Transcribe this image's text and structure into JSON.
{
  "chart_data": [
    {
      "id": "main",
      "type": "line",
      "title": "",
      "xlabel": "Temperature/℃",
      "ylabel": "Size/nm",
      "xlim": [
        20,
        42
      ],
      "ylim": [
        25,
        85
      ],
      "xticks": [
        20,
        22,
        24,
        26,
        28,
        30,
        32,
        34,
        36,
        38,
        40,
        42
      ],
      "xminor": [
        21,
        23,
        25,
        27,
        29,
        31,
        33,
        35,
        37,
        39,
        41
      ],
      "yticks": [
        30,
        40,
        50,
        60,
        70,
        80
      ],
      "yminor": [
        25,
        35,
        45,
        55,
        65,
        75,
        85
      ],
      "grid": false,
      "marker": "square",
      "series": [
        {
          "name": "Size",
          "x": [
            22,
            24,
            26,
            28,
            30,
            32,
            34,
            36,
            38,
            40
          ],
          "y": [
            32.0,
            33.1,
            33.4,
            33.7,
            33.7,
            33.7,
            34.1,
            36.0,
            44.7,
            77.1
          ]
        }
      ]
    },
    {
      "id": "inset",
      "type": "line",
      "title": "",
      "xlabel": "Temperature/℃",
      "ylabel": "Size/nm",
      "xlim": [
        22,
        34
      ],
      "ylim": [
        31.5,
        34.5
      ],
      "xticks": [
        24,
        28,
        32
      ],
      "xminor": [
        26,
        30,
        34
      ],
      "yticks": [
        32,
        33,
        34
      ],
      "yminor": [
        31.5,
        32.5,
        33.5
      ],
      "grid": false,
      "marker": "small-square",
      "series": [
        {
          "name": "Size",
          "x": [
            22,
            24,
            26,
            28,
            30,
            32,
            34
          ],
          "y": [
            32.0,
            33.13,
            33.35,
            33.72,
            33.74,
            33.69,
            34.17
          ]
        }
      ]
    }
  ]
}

WHAT YOU ARE ASKED TO DO: Your task is to retype all of the records exactly.

SOLUTION FOR THIS TASK:
Transcribe this image's text and structure into JSON.
{
  "chart_data": [
    {
      "id": "main",
      "type": "line",
      "title": "",
      "xlabel": "Temperature/℃",
      "ylabel": "Size/nm",
      "xlim": [
        20,
        42
      ],
      "ylim": [
        25,
        85
      ],
      "xticks": [
        20,
        22,
        24,
        26,
        28,
        30,
        32,
        34,
        36,
        38,
        40,
        42
      ],
      "xminor": [
        21,
        23,
        25,
        27,
        29,
        31,
        33,
        35,
        37,
        39,
        41
      ],
      "yticks": [
        30,
        40,
        50,
        60,
        70,
        80
      ],
      "yminor": [
        25,
        35,
        45,
        55,
        65,
        75,
        85
      ],
      "grid": false,
      "marker": "square",
      "series": [
        {
          "name": "Size",
          "x": [
            22,
            24,
            26,
            28,
            30,
            32,
            34,
            36,
            38,
            40
          ],
          "y": [
            32.0,
            33.1,
            33.4,
            33.7,
            33.7,
            33.7,
            34.1,
            36.0,
            44.7,
            77.1
          ]
        }
      ]
    },
    {
      "id": "inset",
      "type": "line",
      "title": "",
      "xlabel": "Temperature/℃",
      "ylabel": "Size/nm",
      "xlim": [
        22,
        34
      ],
      "ylim": [
        31.5,
        34.5
      ],
      "xticks": [
        24,
        28,
        32
      ],
      "xminor": [
        26,
        30,
        34
      ],
      "yticks": [
        32,
        33,
        34
      ],
      "yminor": [
        31.5,
        32.5,
        33.5
      ],
      "grid": false,
      "marker": "small-square",
      "series": [
        {
          "name": "Size",
          "x": [
            22,
            24,
            26,
            28,
            30,
            32,
            34
          ],
          "y": [
            32.0,
            33.13,
            33.35,
            33.72,
            33.74,
            33.69,
            34.17
          ]
        }
      ]
    }
  ]
}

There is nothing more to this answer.